Travail demandé: Relevez chaque nombre de start-ups indiqué dans l'extrait sur les start-ups numériques wallonnes, et précisez à quoi chacun correspond.

Extrait du texte:
▬▬▬▬▬▬
Le paysage des start-ups numériques wallonnes

Hors-cadre
Par · 13/12/2018

Voici quelques jours, l’Agence du Numérique publiait les résultats de sa deuxième étude annuelle dédiée aux start-ups numériques wallonnes. Quelque 121 jeunes pousses ont répondu aux questions (sur un total de 400 répertoriées par l’AdN – en excluant les “pure players” de l’e-commerce, c’est-à-dire les magasins en-ligne ou plates-formes d’e-retail). L’année dernière, seulement 73 avaient participé à l’enquête.

Compte tenu de cette différence dans l’échantillon analysé et, plus encore, en raison du fait que, cette année, l’étude a été strictement anonyme (“parce qu’on posait aussi des questions sur le chiffre d’affaires”), toute comparaison réelle s’avère largement difficile pour déterminer s’il y a eu évolution dans tel ou tel domaine.

Quoi qu’il en soit, voici les principaux résultats de l’enquête.
▬▬▬▬▬▬
Données fournies:
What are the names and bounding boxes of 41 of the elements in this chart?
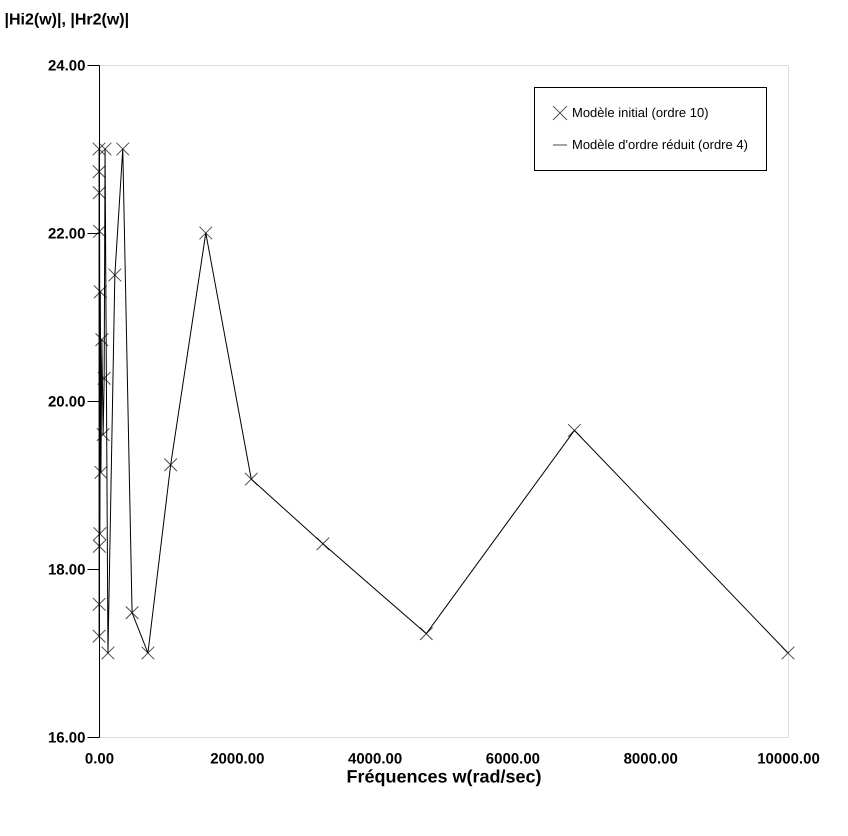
▬▬▬▬▬▬
Réponse attendue:
121 correspond au nombre de jeunes pousses qui ont répondu aux questions de l'étude cette année.
400 correspond au total des start-ups répertoriées par l'AdN, sans compter les « pure players » de l'e-commerce.
73 correspond au nombre de start-ups qui avaient participé à l'enquête l'année dernière.